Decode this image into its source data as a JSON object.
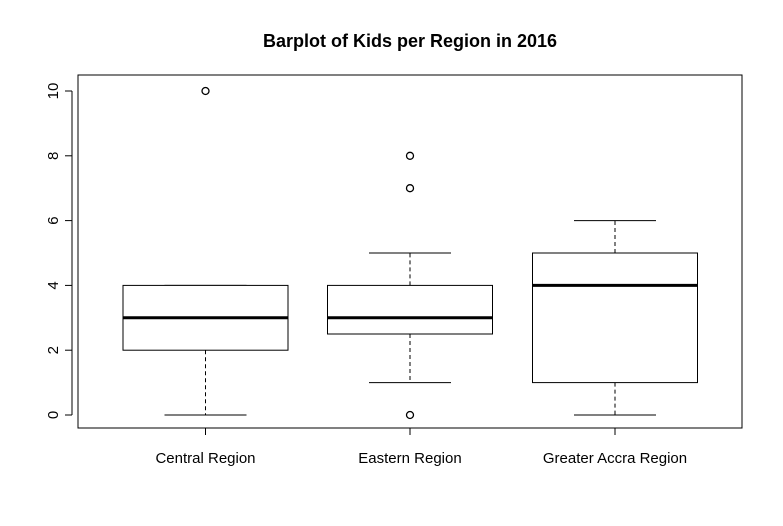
{
  "chart_data": {
    "type": "box",
    "title": "Barplot of Kids per Region in 2016",
    "xlabel": "",
    "ylabel": "",
    "ylim": [
      0,
      10
    ],
    "yticks": [
      0,
      2,
      4,
      6,
      8,
      10
    ],
    "grid": false,
    "legend": "none",
    "categories": [
      "Central Region",
      "Eastern Region",
      "Greater Accra Region"
    ],
    "boxes": [
      {
        "category": "Central Region",
        "min": 0,
        "q1": 2,
        "median": 3,
        "q3": 4,
        "max": 4,
        "outliers": [
          10
        ]
      },
      {
        "category": "Eastern Region",
        "min": 1,
        "q1": 2.5,
        "median": 3,
        "q3": 4,
        "max": 5,
        "outliers": [
          0,
          7,
          8
        ]
      },
      {
        "category": "Greater Accra Region",
        "min": 0,
        "q1": 1,
        "median": 4,
        "q3": 5,
        "max": 6,
        "outliers": []
      }
    ]
  }
}
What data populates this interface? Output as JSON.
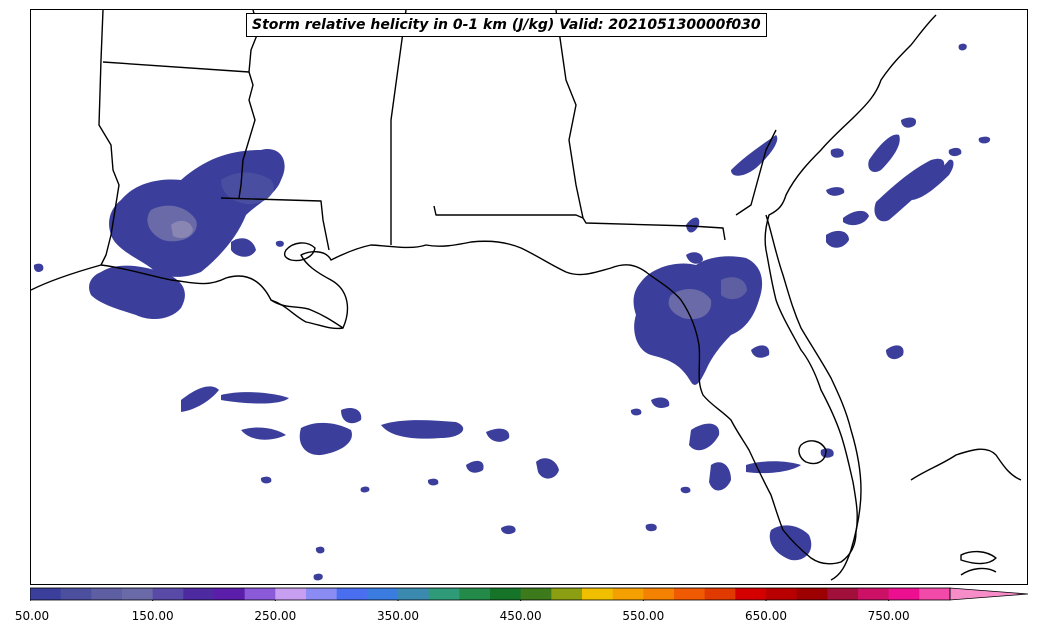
{
  "title": "Storm relative helicity in 0-1 km (J/kg) Valid: 202105130000f030",
  "colorbar": {
    "min": 50,
    "max": 800,
    "step": 25,
    "extend": "max",
    "tick_labels": [
      "50.00",
      "150.00",
      "250.00",
      "350.00",
      "450.00",
      "550.00",
      "650.00",
      "750.00"
    ],
    "tick_values": [
      50,
      150,
      250,
      350,
      450,
      550,
      650,
      750
    ],
    "colors": [
      "#3b3f9b",
      "#4c4f9e",
      "#5e5fa3",
      "#6a6aa8",
      "#5a4aa8",
      "#4d2aa0",
      "#5a1eaa",
      "#8a5ad8",
      "#c89ef0",
      "#8a8cf4",
      "#4a6ef0",
      "#3a7ce0",
      "#3a8ab0",
      "#2e9a78",
      "#248a4a",
      "#167428",
      "#3c7a1c",
      "#8c9e12",
      "#f0c000",
      "#f4a000",
      "#f48200",
      "#f05a00",
      "#e03a00",
      "#d40000",
      "#b80000",
      "#9c0000",
      "#a0103a",
      "#cc1066",
      "#ec1090",
      "#f24aa8",
      "#f68cc8"
    ]
  },
  "chart_data": {
    "type": "heatmap",
    "title": "Storm relative helicity in 0-1 km (J/kg) Valid: 202105130000f030",
    "units": "J/kg",
    "region": "US Gulf Coast",
    "contour_range": [
      50,
      800
    ],
    "contour_interval": 25,
    "observed_max_band": [
      50,
      175
    ]
  }
}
########################################
BRIEF =>
Extract every line above that contains the word "relative".

WRITTEN SOLUTION =>
  "title": "Storm relative helicity in 0-1 km (J/kg) Valid: 202105130000f030",
    "title": "Storm relative helicity in 0-1 km (J/kg) Valid: 202105130000f030",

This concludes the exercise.